- Written exercise: Quote all entries in full, exactly.

- Items:
━━━━━━━━━━━━━━━━━━━━

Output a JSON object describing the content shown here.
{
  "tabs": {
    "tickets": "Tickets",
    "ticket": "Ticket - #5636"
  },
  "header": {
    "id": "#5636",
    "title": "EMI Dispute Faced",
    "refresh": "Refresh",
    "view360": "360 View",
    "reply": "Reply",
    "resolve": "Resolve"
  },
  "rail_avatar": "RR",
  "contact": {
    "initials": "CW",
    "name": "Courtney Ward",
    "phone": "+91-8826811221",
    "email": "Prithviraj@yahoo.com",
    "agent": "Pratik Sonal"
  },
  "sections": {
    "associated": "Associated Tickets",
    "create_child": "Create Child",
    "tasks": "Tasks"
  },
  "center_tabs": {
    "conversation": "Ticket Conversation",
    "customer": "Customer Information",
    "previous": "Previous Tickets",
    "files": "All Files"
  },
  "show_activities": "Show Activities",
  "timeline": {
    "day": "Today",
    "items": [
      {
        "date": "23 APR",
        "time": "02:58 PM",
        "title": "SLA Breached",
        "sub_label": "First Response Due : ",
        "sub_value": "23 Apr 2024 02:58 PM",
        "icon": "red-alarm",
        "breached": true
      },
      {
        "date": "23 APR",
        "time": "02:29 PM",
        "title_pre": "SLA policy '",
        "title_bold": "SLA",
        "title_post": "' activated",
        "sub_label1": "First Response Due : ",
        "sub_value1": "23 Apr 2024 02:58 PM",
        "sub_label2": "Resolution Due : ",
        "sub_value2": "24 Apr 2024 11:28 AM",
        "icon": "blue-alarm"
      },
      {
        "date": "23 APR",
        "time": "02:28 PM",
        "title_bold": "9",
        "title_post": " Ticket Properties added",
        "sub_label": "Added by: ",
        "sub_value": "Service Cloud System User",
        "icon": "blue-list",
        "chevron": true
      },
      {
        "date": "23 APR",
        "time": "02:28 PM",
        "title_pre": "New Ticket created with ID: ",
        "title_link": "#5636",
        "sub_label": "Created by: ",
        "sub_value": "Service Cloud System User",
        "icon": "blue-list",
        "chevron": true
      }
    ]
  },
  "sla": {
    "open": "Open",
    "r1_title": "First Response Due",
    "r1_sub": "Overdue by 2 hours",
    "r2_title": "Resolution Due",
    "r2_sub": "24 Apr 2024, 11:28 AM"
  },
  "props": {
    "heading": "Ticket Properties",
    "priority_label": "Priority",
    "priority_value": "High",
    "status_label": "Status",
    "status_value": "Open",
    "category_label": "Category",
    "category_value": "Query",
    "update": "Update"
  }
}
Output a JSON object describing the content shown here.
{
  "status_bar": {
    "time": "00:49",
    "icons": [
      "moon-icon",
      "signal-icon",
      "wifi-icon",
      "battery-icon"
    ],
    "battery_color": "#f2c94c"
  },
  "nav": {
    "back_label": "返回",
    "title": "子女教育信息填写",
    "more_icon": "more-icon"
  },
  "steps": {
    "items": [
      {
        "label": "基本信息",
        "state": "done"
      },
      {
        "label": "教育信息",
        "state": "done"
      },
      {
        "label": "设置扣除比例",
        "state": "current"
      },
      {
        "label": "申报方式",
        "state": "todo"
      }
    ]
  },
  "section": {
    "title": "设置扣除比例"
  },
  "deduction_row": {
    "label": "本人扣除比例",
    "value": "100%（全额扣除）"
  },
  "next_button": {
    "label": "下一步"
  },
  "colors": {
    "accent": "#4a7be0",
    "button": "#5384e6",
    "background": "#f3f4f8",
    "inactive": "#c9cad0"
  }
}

━━━━━━━━━━━━━━━━━━━━

- Solution for this exercise:
Output a JSON object describing the content shown here.
{
  "tabs": {
    "tickets": "Tickets",
    "ticket": "Ticket - #5636"
  },
  "header": {
    "id": "#5636",
    "title": "EMI Dispute Faced",
    "refresh": "Refresh",
    "view360": "360 View",
    "reply": "Reply",
    "resolve": "Resolve"
  },
  "rail_avatar": "RR",
  "contact": {
    "initials": "CW",
    "name": "Courtney Ward",
    "phone": "+91-8826811221",
    "email": "Prithviraj@yahoo.com",
    "agent": "Pratik Sonal"
  },
  "sections": {
    "associated": "Associated Tickets",
    "create_child": "Create Child",
    "tasks": "Tasks"
  },
  "center_tabs": {
    "conversation": "Ticket Conversation",
    "customer": "Customer Information",
    "previous": "Previous Tickets",
    "files": "All Files"
  },
  "show_activities": "Show Activities",
  "timeline": {
    "day": "Today",
    "items": [
      {
        "date": "23 APR",
        "time": "02:58 PM",
        "title": "SLA Breached",
        "sub_label": "First Response Due : ",
        "sub_value": "23 Apr 2024 02:58 PM",
        "icon": "red-alarm",
        "breached": true
      },
      {
        "date": "23 APR",
        "time": "02:29 PM",
        "title_pre": "SLA policy '",
        "title_bold": "SLA",
        "title_post": "' activated",
        "sub_label1": "First Response Due : ",
        "sub_value1": "23 Apr 2024 02:58 PM",
        "sub_label2": "Resolution Due : ",
        "sub_value2": "24 Apr 2024 11:28 AM",
        "icon": "blue-alarm"
      },
      {
        "date": "23 APR",
        "time": "02:28 PM",
        "title_bold": "9",
        "title_post": " Ticket Properties added",
        "sub_label": "Added by: ",
        "sub_value": "Service Cloud System User",
        "icon": "blue-list",
        "chevron": true
      },
      {
        "date": "23 APR",
        "time": "02:28 PM",
        "title_pre": "New Ticket created with ID: ",
        "title_link": "#5636",
        "sub_label": "Created by: ",
        "sub_value": "Service Cloud System User",
        "icon": "blue-list",
        "chevron": true
      }
    ]
  },
  "sla": {
    "open": "Open",
    "r1_title": "First Response Due",
    "r1_sub": "Overdue by 2 hours",
    "r2_title": "Resolution Due",
    "r2_sub": "24 Apr 2024, 11:28 AM"
  },
  "props": {
    "heading": "Ticket Properties",
    "priority_label": "Priority",
    "priority_value": "High",
    "status_label": "Status",
    "status_value": "Open",
    "category_label": "Category",
    "category_value": "Query",
    "update": "Update"
  }
}
Output a JSON object describing the content shown here.
{
  "status_bar": {
    "time": "00:49",
    "icons": [
      "moon-icon",
      "signal-icon",
      "wifi-icon",
      "battery-icon"
    ],
    "battery_color": "#f2c94c"
  },
  "nav": {
    "back_label": "返回",
    "title": "子女教育信息填写",
    "more_icon": "more-icon"
  },
  "steps": {
    "items": [
      {
        "label": "基本信息",
        "state": "done"
      },
      {
        "label": "教育信息",
        "state": "done"
      },
      {
        "label": "设置扣除比例",
        "state": "current"
      },
      {
        "label": "申报方式",
        "state": "todo"
      }
    ]
  },
  "section": {
    "title": "设置扣除比例"
  },
  "deduction_row": {
    "label": "本人扣除比例",
    "value": "100%（全额扣除）"
  },
  "next_button": {
    "label": "下一步"
  },
  "colors": {
    "accent": "#4a7be0",
    "button": "#5384e6",
    "background": "#f3f4f8",
    "inactive": "#c9cad0"
  }
}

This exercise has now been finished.